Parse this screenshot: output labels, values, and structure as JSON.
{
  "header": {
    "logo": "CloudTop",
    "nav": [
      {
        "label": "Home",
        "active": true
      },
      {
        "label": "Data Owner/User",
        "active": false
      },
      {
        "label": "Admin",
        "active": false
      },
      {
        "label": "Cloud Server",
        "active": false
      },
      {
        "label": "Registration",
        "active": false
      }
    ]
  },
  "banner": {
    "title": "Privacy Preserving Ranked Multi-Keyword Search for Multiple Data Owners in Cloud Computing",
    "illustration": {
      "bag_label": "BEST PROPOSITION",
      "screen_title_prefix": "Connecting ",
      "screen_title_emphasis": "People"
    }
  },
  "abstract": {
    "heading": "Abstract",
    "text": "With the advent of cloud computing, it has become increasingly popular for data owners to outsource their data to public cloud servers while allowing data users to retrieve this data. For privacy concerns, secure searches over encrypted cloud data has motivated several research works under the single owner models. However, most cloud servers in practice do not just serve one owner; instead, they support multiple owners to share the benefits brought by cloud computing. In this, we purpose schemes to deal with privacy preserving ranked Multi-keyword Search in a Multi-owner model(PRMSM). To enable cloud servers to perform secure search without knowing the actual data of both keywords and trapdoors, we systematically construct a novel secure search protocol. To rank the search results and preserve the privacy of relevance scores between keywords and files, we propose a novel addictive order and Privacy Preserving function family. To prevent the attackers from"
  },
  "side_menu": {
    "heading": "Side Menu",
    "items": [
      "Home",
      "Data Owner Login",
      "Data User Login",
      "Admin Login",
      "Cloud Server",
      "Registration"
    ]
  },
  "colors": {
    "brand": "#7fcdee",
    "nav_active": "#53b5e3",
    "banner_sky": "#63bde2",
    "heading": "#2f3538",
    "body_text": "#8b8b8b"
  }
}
◆ ◆ ◆ ◆ ◆ ◆ ◆
__GIVEN TASK__.
Write the material out exactly, with nothing left out.

__FULL SOLUTION__.
Parse this screenshot: output labels, values, and structure as JSON.
{
  "header": {
    "logo": "CloudTop",
    "nav": [
      {
        "label": "Home",
        "active": true
      },
      {
        "label": "Data Owner/User",
        "active": false
      },
      {
        "label": "Admin",
        "active": false
      },
      {
        "label": "Cloud Server",
        "active": false
      },
      {
        "label": "Registration",
        "active": false
      }
    ]
  },
  "banner": {
    "title": "Privacy Preserving Ranked Multi-Keyword Search for Multiple Data Owners in Cloud Computing",
    "illustration": {
      "bag_label": "BEST PROPOSITION",
      "screen_title_prefix": "Connecting ",
      "screen_title_emphasis": "People"
    }
  },
  "abstract": {
    "heading": "Abstract",
    "text": "With the advent of cloud computing, it has become increasingly popular for data owners to outsource their data to public cloud servers while allowing data users to retrieve this data. For privacy concerns, secure searches over encrypted cloud data has motivated several research works under the single owner models. However, most cloud servers in practice do not just serve one owner; instead, they support multiple owners to share the benefits brought by cloud computing. In this, we purpose schemes to deal with privacy preserving ranked Multi-keyword Search in a Multi-owner model(PRMSM). To enable cloud servers to perform secure search without knowing the actual data of both keywords and trapdoors, we systematically construct a novel secure search protocol. To rank the search results and preserve the privacy of relevance scores between keywords and files, we propose a novel addictive order and Privacy Preserving function family. To prevent the attackers from"
  },
  "side_menu": {
    "heading": "Side Menu",
    "items": [
      "Home",
      "Data Owner Login",
      "Data User Login",
      "Admin Login",
      "Cloud Server",
      "Registration"
    ]
  },
  "colors": {
    "brand": "#7fcdee",
    "nav_active": "#53b5e3",
    "banner_sky": "#63bde2",
    "heading": "#2f3538",
    "body_text": "#8b8b8b"
  }
}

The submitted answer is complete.